■ **WHAT THE TASK REQUIRES**: Retype the material word for word.

■ **SOURCE RECORDS**:
%%

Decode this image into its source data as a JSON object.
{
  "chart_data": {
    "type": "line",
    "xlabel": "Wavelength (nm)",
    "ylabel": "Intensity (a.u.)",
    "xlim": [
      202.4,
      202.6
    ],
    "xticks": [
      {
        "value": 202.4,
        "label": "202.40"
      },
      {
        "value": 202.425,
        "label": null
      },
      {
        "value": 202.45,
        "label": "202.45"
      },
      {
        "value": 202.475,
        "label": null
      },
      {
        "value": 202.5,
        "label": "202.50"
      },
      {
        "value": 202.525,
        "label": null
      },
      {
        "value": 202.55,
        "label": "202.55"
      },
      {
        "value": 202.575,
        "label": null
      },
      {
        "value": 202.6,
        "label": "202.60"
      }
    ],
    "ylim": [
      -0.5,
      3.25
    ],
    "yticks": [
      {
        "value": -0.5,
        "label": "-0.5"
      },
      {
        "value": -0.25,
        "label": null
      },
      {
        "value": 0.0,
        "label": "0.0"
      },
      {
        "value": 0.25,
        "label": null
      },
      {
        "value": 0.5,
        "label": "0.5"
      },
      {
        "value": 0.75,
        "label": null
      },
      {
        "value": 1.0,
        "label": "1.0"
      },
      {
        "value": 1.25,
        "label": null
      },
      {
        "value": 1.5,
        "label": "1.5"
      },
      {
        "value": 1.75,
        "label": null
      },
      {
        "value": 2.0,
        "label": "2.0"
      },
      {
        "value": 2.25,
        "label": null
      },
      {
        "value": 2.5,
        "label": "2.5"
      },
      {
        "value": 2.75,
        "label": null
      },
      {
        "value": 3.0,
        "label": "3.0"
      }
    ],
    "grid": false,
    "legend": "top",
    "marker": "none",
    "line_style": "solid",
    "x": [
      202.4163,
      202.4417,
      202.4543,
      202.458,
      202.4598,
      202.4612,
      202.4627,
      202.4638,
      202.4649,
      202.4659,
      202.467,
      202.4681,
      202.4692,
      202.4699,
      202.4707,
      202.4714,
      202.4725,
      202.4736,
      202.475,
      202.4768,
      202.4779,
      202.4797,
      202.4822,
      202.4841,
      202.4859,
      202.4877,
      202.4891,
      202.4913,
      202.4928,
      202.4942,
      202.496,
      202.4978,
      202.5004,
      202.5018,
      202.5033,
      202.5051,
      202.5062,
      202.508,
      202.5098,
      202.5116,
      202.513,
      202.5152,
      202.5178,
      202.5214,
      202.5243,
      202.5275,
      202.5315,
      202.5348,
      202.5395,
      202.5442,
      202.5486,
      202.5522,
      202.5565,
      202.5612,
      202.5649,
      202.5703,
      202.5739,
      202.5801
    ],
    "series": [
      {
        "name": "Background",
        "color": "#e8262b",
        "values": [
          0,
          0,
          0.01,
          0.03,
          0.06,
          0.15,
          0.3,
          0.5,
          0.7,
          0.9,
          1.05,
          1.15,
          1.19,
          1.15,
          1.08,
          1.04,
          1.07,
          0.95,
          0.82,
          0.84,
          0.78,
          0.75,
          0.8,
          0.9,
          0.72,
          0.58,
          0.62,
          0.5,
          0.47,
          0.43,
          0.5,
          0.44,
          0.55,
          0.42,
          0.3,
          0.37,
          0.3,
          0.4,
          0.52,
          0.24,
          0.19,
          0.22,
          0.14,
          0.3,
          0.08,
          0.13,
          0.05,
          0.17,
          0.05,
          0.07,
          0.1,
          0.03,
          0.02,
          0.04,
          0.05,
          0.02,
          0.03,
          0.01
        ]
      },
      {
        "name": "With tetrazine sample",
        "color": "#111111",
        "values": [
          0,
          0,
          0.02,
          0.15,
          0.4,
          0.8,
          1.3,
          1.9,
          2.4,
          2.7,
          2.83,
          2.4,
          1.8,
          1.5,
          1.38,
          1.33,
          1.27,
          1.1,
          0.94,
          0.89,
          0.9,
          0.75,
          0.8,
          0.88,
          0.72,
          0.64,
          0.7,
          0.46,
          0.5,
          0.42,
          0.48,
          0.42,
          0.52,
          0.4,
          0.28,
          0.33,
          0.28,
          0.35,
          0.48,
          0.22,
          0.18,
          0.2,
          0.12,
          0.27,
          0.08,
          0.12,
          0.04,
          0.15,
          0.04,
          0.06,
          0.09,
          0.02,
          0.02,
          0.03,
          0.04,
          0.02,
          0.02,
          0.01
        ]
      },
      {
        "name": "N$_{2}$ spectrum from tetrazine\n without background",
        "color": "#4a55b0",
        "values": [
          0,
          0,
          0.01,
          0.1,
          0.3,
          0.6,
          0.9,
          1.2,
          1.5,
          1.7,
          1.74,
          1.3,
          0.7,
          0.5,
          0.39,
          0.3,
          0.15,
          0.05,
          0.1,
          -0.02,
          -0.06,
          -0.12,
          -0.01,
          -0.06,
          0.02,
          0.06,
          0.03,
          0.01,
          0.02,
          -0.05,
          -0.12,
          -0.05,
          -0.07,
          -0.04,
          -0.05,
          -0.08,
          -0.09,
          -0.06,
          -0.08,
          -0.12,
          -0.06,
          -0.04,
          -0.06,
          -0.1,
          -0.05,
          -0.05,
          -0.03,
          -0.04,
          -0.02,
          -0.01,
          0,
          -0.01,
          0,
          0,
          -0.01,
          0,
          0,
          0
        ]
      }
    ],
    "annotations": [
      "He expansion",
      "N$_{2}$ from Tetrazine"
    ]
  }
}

%%

■ **ANSWER BELOW**:
Decode this image into its source data as a JSON object.
{
  "chart_data": {
    "type": "line",
    "xlabel": "Wavelength (nm)",
    "ylabel": "Intensity (a.u.)",
    "xlim": [
      202.4,
      202.6
    ],
    "xticks": [
      {
        "value": 202.4,
        "label": "202.40"
      },
      {
        "value": 202.425,
        "label": null
      },
      {
        "value": 202.45,
        "label": "202.45"
      },
      {
        "value": 202.475,
        "label": null
      },
      {
        "value": 202.5,
        "label": "202.50"
      },
      {
        "value": 202.525,
        "label": null
      },
      {
        "value": 202.55,
        "label": "202.55"
      },
      {
        "value": 202.575,
        "label": null
      },
      {
        "value": 202.6,
        "label": "202.60"
      }
    ],
    "ylim": [
      -0.5,
      3.25
    ],
    "yticks": [
      {
        "value": -0.5,
        "label": "-0.5"
      },
      {
        "value": -0.25,
        "label": null
      },
      {
        "value": 0.0,
        "label": "0.0"
      },
      {
        "value": 0.25,
        "label": null
      },
      {
        "value": 0.5,
        "label": "0.5"
      },
      {
        "value": 0.75,
        "label": null
      },
      {
        "value": 1.0,
        "label": "1.0"
      },
      {
        "value": 1.25,
        "label": null
      },
      {
        "value": 1.5,
        "label": "1.5"
      },
      {
        "value": 1.75,
        "label": null
      },
      {
        "value": 2.0,
        "label": "2.0"
      },
      {
        "value": 2.25,
        "label": null
      },
      {
        "value": 2.5,
        "label": "2.5"
      },
      {
        "value": 2.75,
        "label": null
      },
      {
        "value": 3.0,
        "label": "3.0"
      }
    ],
    "grid": false,
    "legend": "top",
    "marker": "none",
    "line_style": "solid",
    "x": [
      202.4163,
      202.4417,
      202.4543,
      202.458,
      202.4598,
      202.4612,
      202.4627,
      202.4638,
      202.4649,
      202.4659,
      202.467,
      202.4681,
      202.4692,
      202.4699,
      202.4707,
      202.4714,
      202.4725,
      202.4736,
      202.475,
      202.4768,
      202.4779,
      202.4797,
      202.4822,
      202.4841,
      202.4859,
      202.4877,
      202.4891,
      202.4913,
      202.4928,
      202.4942,
      202.496,
      202.4978,
      202.5004,
      202.5018,
      202.5033,
      202.5051,
      202.5062,
      202.508,
      202.5098,
      202.5116,
      202.513,
      202.5152,
      202.5178,
      202.5214,
      202.5243,
      202.5275,
      202.5315,
      202.5348,
      202.5395,
      202.5442,
      202.5486,
      202.5522,
      202.5565,
      202.5612,
      202.5649,
      202.5703,
      202.5739,
      202.5801
    ],
    "series": [
      {
        "name": "Background",
        "color": "#e8262b",
        "values": [
          0,
          0,
          0.01,
          0.03,
          0.06,
          0.15,
          0.3,
          0.5,
          0.7,
          0.9,
          1.05,
          1.15,
          1.19,
          1.15,
          1.08,
          1.04,
          1.07,
          0.95,
          0.82,
          0.84,
          0.78,
          0.75,
          0.8,
          0.9,
          0.72,
          0.58,
          0.62,
          0.5,
          0.47,
          0.43,
          0.5,
          0.44,
          0.55,
          0.42,
          0.3,
          0.37,
          0.3,
          0.4,
          0.52,
          0.24,
          0.19,
          0.22,
          0.14,
          0.3,
          0.08,
          0.13,
          0.05,
          0.17,
          0.05,
          0.07,
          0.1,
          0.03,
          0.02,
          0.04,
          0.05,
          0.02,
          0.03,
          0.01
        ]
      },
      {
        "name": "With tetrazine sample",
        "color": "#111111",
        "values": [
          0,
          0,
          0.02,
          0.15,
          0.4,
          0.8,
          1.3,
          1.9,
          2.4,
          2.7,
          2.83,
          2.4,
          1.8,
          1.5,
          1.38,
          1.33,
          1.27,
          1.1,
          0.94,
          0.89,
          0.9,
          0.75,
          0.8,
          0.88,
          0.72,
          0.64,
          0.7,
          0.46,
          0.5,
          0.42,
          0.48,
          0.42,
          0.52,
          0.4,
          0.28,
          0.33,
          0.28,
          0.35,
          0.48,
          0.22,
          0.18,
          0.2,
          0.12,
          0.27,
          0.08,
          0.12,
          0.04,
          0.15,
          0.04,
          0.06,
          0.09,
          0.02,
          0.02,
          0.03,
          0.04,
          0.02,
          0.02,
          0.01
        ]
      },
      {
        "name": "N$_{2}$ spectrum from tetrazine\n without background",
        "color": "#4a55b0",
        "values": [
          0,
          0,
          0.01,
          0.1,
          0.3,
          0.6,
          0.9,
          1.2,
          1.5,
          1.7,
          1.74,
          1.3,
          0.7,
          0.5,
          0.39,
          0.3,
          0.15,
          0.05,
          0.1,
          -0.02,
          -0.06,
          -0.12,
          -0.01,
          -0.06,
          0.02,
          0.06,
          0.03,
          0.01,
          0.02,
          -0.05,
          -0.12,
          -0.05,
          -0.07,
          -0.04,
          -0.05,
          -0.08,
          -0.09,
          -0.06,
          -0.08,
          -0.12,
          -0.06,
          -0.04,
          -0.06,
          -0.1,
          -0.05,
          -0.05,
          -0.03,
          -0.04,
          -0.02,
          -0.01,
          0,
          -0.01,
          0,
          0,
          -0.01,
          0,
          0,
          0
        ]
      }
    ],
    "annotations": [
      "He expansion",
      "N$_{2}$ from Tetrazine"
    ]
  }
}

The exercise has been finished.